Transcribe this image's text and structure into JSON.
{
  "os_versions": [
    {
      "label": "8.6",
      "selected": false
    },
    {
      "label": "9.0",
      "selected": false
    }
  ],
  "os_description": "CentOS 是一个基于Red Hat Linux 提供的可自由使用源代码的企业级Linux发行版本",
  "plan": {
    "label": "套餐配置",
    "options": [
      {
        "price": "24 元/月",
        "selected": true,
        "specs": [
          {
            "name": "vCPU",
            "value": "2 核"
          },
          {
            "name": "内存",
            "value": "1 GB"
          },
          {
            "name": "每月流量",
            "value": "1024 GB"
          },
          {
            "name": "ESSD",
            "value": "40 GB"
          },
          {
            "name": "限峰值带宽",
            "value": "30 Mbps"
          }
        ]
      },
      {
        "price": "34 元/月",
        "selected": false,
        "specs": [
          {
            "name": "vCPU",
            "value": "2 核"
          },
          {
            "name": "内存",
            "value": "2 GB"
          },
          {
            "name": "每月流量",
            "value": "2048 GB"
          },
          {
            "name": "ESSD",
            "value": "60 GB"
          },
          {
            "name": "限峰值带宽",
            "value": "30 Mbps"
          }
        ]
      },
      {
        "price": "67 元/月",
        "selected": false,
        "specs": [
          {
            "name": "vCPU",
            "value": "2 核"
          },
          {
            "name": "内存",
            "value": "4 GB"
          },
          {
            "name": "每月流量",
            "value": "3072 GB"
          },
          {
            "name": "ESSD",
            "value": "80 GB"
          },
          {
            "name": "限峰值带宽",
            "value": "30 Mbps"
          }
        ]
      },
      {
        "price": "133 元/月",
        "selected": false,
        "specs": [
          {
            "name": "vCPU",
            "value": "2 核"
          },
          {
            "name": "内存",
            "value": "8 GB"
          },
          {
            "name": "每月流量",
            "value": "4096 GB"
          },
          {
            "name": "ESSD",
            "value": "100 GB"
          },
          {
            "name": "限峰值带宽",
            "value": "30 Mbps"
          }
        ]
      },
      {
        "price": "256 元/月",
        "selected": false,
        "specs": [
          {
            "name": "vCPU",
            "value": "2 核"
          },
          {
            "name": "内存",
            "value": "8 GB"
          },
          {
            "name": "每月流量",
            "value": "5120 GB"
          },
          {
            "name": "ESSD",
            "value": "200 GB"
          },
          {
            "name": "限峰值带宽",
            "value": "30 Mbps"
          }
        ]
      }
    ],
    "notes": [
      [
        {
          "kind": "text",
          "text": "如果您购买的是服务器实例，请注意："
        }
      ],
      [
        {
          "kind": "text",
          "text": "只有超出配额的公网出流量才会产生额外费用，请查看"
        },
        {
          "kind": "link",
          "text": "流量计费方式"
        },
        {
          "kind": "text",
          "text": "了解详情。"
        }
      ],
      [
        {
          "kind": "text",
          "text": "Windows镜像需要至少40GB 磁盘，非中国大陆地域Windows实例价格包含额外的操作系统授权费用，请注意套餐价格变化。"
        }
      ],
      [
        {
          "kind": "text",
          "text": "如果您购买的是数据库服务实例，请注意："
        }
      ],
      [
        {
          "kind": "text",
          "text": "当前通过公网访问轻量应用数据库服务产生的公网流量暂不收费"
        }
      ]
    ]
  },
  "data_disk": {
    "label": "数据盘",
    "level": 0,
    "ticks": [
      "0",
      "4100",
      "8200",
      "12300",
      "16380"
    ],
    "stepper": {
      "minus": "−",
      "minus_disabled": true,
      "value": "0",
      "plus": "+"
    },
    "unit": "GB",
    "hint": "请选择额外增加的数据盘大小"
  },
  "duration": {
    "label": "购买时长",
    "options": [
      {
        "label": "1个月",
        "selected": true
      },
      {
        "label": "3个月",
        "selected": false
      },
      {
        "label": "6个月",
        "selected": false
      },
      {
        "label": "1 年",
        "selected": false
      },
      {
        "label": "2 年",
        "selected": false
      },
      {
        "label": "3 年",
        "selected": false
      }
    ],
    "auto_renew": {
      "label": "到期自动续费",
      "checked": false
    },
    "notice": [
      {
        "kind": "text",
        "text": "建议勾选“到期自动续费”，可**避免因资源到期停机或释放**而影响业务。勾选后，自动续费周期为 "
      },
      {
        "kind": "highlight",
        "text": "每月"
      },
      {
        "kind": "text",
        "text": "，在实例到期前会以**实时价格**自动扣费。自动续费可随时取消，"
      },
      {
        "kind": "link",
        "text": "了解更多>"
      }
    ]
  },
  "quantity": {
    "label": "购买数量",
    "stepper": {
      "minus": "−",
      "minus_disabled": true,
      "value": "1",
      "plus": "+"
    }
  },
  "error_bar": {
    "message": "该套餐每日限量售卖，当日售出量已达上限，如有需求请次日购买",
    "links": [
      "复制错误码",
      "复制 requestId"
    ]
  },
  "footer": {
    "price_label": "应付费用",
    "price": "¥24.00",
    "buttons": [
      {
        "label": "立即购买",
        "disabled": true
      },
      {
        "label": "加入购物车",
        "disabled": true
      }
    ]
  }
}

-.-.-

> [Short problem] Retype every entry word for word.

> [Output of the task]
Transcribe this image's text and structure into JSON.
{
  "os_versions": [
    {
      "label": "8.6",
      "selected": false
    },
    {
      "label": "9.0",
      "selected": false
    }
  ],
  "os_description": "CentOS 是一个基于Red Hat Linux 提供的可自由使用源代码的企业级Linux发行版本",
  "plan": {
    "label": "套餐配置",
    "options": [
      {
        "price": "24 元/月",
        "selected": true,
        "specs": [
          {
            "name": "vCPU",
            "value": "2 核"
          },
          {
            "name": "内存",
            "value": "1 GB"
          },
          {
            "name": "每月流量",
            "value": "1024 GB"
          },
          {
            "name": "ESSD",
            "value": "40 GB"
          },
          {
            "name": "限峰值带宽",
            "value": "30 Mbps"
          }
        ]
      },
      {
        "price": "34 元/月",
        "selected": false,
        "specs": [
          {
            "name": "vCPU",
            "value": "2 核"
          },
          {
            "name": "内存",
            "value": "2 GB"
          },
          {
            "name": "每月流量",
            "value": "2048 GB"
          },
          {
            "name": "ESSD",
            "value": "60 GB"
          },
          {
            "name": "限峰值带宽",
            "value": "30 Mbps"
          }
        ]
      },
      {
        "price": "67 元/月",
        "selected": false,
        "specs": [
          {
            "name": "vCPU",
            "value": "2 核"
          },
          {
            "name": "内存",
            "value": "4 GB"
          },
          {
            "name": "每月流量",
            "value": "3072 GB"
          },
          {
            "name": "ESSD",
            "value": "80 GB"
          },
          {
            "name": "限峰值带宽",
            "value": "30 Mbps"
          }
        ]
      },
      {
        "price": "133 元/月",
        "selected": false,
        "specs": [
          {
            "name": "vCPU",
            "value": "2 核"
          },
          {
            "name": "内存",
            "value": "8 GB"
          },
          {
            "name": "每月流量",
            "value": "4096 GB"
          },
          {
            "name": "ESSD",
            "value": "100 GB"
          },
          {
            "name": "限峰值带宽",
            "value": "30 Mbps"
          }
        ]
      },
      {
        "price": "256 元/月",
        "selected": false,
        "specs": [
          {
            "name": "vCPU",
            "value": "2 核"
          },
          {
            "name": "内存",
            "value": "8 GB"
          },
          {
            "name": "每月流量",
            "value": "5120 GB"
          },
          {
            "name": "ESSD",
            "value": "200 GB"
          },
          {
            "name": "限峰值带宽",
            "value": "30 Mbps"
          }
        ]
      }
    ],
    "notes": [
      [
        {
          "kind": "text",
          "text": "如果您购买的是服务器实例，请注意："
        }
      ],
      [
        {
          "kind": "text",
          "text": "只有超出配额的公网出流量才会产生额外费用，请查看"
        },
        {
          "kind": "link",
          "text": "流量计费方式"
        },
        {
          "kind": "text",
          "text": "了解详情。"
        }
      ],
      [
        {
          "kind": "text",
          "text": "Windows镜像需要至少40GB 磁盘，非中国大陆地域Windows实例价格包含额外的操作系统授权费用，请注意套餐价格变化。"
        }
      ],
      [
        {
          "kind": "text",
          "text": "如果您购买的是数据库服务实例，请注意："
        }
      ],
      [
        {
          "kind": "text",
          "text": "当前通过公网访问轻量应用数据库服务产生的公网流量暂不收费"
        }
      ]
    ]
  },
  "data_disk": {
    "label": "数据盘",
    "level": 0,
    "ticks": [
      "0",
      "4100",
      "8200",
      "12300",
      "16380"
    ],
    "stepper": {
      "minus": "−",
      "minus_disabled": true,
      "value": "0",
      "plus": "+"
    },
    "unit": "GB",
    "hint": "请选择额外增加的数据盘大小"
  },
  "duration": {
    "label": "购买时长",
    "options": [
      {
        "label": "1个月",
        "selected": true
      },
      {
        "label": "3个月",
        "selected": false
      },
      {
        "label": "6个月",
        "selected": false
      },
      {
        "label": "1 年",
        "selected": false
      },
      {
        "label": "2 年",
        "selected": false
      },
      {
        "label": "3 年",
        "selected": false
      }
    ],
    "auto_renew": {
      "label": "到期自动续费",
      "checked": false
    },
    "notice": [
      {
        "kind": "text",
        "text": "建议勾选“到期自动续费”，可**避免因资源到期停机或释放**而影响业务。勾选后，自动续费周期为 "
      },
      {
        "kind": "highlight",
        "text": "每月"
      },
      {
        "kind": "text",
        "text": "，在实例到期前会以**实时价格**自动扣费。自动续费可随时取消，"
      },
      {
        "kind": "link",
        "text": "了解更多>"
      }
    ]
  },
  "quantity": {
    "label": "购买数量",
    "stepper": {
      "minus": "−",
      "minus_disabled": true,
      "value": "1",
      "plus": "+"
    }
  },
  "error_bar": {
    "message": "该套餐每日限量售卖，当日售出量已达上限，如有需求请次日购买",
    "links": [
      "复制错误码",
      "复制 requestId"
    ]
  },
  "footer": {
    "price_label": "应付费用",
    "price": "¥24.00",
    "buttons": [
      {
        "label": "立即购买",
        "disabled": true
      },
      {
        "label": "加入购物车",
        "disabled": true
      }
    ]
  }
}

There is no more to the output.